- Short problem -
Make an exact copy of all the material below, apart from the pictures.

(Raw records)

--- --- ---

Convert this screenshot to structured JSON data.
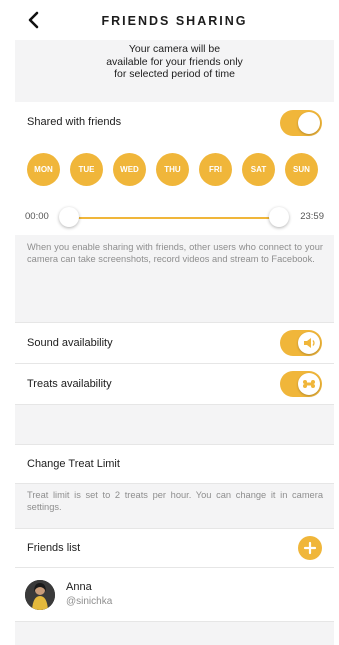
{
  "header": {
    "title": "FRIENDS SHARING",
    "back_icon": "chevron-left-icon"
  },
  "intro": {
    "lines": [
      "Your camera will be",
      "available for your friends only",
      "for selected period of time"
    ]
  },
  "sharing": {
    "label": "Shared with friends",
    "enabled": true
  },
  "days": [
    "MON",
    "TUE",
    "WED",
    "THU",
    "FRI",
    "SAT",
    "SUN"
  ],
  "time_range": {
    "start": "00:00",
    "end": "23:59"
  },
  "sharing_note": "When you enable sharing with friends, other users who connect to your camera can take screenshots, record videos and stream to Facebook.",
  "sound": {
    "label": "Sound availability",
    "enabled": true,
    "icon": "speaker-icon"
  },
  "treats": {
    "label": "Treats availability",
    "enabled": true,
    "icon": "bone-icon"
  },
  "treat_limit": {
    "label": "Change Treat Limit",
    "note": "Treat limit is set to 2 treats per hour. You can change it in camera settings."
  },
  "friends": {
    "label": "Friends list",
    "add_icon": "plus-icon",
    "items": [
      {
        "name": "Anna",
        "handle": "@sinichka"
      }
    ]
  },
  "colors": {
    "accent": "#f0b63a",
    "background": "#f4f4f5",
    "muted_text": "#8e8e8e"
  }
}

--- --- ---

- Written solution -
Convert this screenshot to structured JSON data.
{
  "header": {
    "title": "FRIENDS SHARING",
    "back_icon": "chevron-left-icon"
  },
  "intro": {
    "lines": [
      "Your camera will be",
      "available for your friends only",
      "for selected period of time"
    ]
  },
  "sharing": {
    "label": "Shared with friends",
    "enabled": true
  },
  "days": [
    "MON",
    "TUE",
    "WED",
    "THU",
    "FRI",
    "SAT",
    "SUN"
  ],
  "time_range": {
    "start": "00:00",
    "end": "23:59"
  },
  "sharing_note": "When you enable sharing with friends, other users who connect to your camera can take screenshots, record videos and stream to Facebook.",
  "sound": {
    "label": "Sound availability",
    "enabled": true,
    "icon": "speaker-icon"
  },
  "treats": {
    "label": "Treats availability",
    "enabled": true,
    "icon": "bone-icon"
  },
  "treat_limit": {
    "label": "Change Treat Limit",
    "note": "Treat limit is set to 2 treats per hour. You can change it in camera settings."
  },
  "friends": {
    "label": "Friends list",
    "add_icon": "plus-icon",
    "items": [
      {
        "name": "Anna",
        "handle": "@sinichka"
      }
    ]
  },
  "colors": {
    "accent": "#f0b63a",
    "background": "#f4f4f5",
    "muted_text": "#8e8e8e"
  }
}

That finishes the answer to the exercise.